What you need to do: Check every line below for the word "arcsec" and copy the ones that have it.

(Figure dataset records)
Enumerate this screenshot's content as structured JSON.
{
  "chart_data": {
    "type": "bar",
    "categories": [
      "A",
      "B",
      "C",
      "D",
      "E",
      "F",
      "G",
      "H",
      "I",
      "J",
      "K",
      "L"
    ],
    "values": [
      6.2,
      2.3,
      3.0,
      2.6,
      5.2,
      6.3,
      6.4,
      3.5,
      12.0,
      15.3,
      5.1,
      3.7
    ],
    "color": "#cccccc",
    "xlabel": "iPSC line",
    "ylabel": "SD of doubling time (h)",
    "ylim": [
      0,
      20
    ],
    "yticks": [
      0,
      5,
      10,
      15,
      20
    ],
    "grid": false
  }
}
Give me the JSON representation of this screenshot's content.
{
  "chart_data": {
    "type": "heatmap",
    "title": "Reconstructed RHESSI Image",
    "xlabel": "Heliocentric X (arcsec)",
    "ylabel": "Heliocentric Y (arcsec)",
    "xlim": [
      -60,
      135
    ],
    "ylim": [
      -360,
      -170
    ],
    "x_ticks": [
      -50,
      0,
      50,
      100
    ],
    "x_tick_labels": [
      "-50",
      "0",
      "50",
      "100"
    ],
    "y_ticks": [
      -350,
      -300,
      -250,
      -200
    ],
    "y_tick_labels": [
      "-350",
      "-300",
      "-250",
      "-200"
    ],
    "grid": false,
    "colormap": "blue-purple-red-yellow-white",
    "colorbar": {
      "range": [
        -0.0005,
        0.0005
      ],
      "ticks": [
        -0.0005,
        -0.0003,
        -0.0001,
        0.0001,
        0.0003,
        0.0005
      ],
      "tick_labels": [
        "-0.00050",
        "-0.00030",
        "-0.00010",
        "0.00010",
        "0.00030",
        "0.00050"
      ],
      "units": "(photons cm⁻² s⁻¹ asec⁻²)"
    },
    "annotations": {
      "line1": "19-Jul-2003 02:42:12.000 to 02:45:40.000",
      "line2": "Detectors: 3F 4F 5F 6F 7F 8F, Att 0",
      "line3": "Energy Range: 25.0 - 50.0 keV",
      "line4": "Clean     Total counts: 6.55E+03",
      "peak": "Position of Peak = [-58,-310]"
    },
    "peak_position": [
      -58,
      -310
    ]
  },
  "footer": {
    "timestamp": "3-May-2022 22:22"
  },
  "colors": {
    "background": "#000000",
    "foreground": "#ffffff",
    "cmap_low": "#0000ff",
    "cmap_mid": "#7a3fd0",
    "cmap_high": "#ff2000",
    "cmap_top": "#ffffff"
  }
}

Answer below:
    "xlabel": "Heliocentric X (arcsec)",
    "ylabel": "Heliocentric Y (arcsec)",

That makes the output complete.